> Exercise directions
Review the material line by line. Identify and copy every line that contains the string "下列说法正确的是".

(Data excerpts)
= = = = =

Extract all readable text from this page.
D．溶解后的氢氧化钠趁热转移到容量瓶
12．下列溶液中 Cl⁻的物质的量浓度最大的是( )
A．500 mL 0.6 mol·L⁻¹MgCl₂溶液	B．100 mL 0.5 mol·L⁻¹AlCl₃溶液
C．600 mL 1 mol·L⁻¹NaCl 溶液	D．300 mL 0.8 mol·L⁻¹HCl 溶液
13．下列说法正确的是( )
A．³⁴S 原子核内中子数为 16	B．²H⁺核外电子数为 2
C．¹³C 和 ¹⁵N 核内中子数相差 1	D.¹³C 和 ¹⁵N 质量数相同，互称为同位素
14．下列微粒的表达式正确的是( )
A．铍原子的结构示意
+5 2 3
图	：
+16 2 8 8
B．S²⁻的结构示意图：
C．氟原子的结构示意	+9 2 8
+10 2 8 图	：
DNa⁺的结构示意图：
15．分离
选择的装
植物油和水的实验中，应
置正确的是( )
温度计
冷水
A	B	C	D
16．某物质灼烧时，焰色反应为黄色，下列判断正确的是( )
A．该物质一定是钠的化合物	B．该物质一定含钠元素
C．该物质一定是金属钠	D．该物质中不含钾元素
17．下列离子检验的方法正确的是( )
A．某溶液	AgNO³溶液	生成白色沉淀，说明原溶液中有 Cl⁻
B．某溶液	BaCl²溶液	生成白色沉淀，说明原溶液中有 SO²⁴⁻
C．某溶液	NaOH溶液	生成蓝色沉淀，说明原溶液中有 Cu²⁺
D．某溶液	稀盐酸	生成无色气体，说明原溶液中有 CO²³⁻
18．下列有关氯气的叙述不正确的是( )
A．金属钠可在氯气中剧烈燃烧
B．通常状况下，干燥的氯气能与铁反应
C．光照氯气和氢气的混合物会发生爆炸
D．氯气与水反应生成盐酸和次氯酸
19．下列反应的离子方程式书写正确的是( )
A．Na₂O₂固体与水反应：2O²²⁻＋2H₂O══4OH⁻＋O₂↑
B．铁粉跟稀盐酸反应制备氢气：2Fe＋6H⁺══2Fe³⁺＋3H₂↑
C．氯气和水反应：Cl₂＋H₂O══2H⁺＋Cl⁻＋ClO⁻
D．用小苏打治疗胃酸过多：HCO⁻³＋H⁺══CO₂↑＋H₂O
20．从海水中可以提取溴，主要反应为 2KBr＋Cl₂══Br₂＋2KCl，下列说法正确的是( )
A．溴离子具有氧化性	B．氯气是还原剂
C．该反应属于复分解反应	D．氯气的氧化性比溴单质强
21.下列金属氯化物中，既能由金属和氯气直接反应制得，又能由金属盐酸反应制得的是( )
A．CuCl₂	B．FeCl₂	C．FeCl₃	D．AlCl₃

= = = = =

> Answer to this problem
13．下列说法正确的是( )
20．从海水中可以提取溴，主要反应为 2KBr＋Cl₂══Br₂＋2KCl，下列说法正确的是( )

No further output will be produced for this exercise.